* start Records supplied *

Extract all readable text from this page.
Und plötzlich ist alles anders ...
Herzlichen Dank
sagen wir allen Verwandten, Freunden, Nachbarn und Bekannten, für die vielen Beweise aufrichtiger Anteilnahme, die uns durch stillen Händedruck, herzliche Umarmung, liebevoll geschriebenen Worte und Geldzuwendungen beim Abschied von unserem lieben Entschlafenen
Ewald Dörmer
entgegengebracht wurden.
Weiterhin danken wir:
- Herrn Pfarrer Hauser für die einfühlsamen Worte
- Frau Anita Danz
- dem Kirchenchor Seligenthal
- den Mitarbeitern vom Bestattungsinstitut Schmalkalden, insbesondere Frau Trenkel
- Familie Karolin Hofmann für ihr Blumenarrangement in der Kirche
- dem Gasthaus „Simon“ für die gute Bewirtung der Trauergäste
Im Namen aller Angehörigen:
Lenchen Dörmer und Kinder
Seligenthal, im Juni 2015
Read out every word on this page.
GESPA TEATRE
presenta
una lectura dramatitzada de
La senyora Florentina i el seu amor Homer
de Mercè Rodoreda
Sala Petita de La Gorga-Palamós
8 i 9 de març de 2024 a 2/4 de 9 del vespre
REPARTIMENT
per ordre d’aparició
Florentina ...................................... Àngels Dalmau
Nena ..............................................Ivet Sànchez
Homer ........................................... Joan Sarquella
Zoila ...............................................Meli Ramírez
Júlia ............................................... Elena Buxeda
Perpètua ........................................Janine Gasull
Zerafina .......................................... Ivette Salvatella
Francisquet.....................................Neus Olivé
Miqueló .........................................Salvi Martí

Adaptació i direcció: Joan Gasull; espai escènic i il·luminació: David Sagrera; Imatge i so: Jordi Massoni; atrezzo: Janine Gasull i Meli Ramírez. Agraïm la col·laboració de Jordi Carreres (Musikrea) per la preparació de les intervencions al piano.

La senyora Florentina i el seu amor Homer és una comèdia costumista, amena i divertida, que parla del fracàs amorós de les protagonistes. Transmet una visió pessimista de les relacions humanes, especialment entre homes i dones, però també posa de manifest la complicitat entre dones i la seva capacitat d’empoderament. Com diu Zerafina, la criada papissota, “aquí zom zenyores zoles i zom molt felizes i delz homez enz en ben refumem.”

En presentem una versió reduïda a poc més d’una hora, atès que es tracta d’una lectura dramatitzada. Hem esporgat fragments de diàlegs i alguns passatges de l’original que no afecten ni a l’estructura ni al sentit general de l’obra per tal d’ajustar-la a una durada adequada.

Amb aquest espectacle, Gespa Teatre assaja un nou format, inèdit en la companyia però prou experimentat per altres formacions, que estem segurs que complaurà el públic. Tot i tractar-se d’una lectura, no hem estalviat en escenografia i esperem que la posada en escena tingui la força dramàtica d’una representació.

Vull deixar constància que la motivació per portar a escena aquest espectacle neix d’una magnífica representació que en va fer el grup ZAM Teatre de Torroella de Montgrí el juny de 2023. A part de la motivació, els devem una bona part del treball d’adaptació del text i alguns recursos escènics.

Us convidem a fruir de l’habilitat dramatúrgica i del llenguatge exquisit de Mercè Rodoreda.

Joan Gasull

* end Records supplied *

* Given task *
Every line in the data above that contains "Frau" needs to be copied.

* Solution to this problem *
- Frau Anita Danz
- den Mitarbeitern vom Bestattungsinstitut Schmalkalden, insbesondere Frau Trenkel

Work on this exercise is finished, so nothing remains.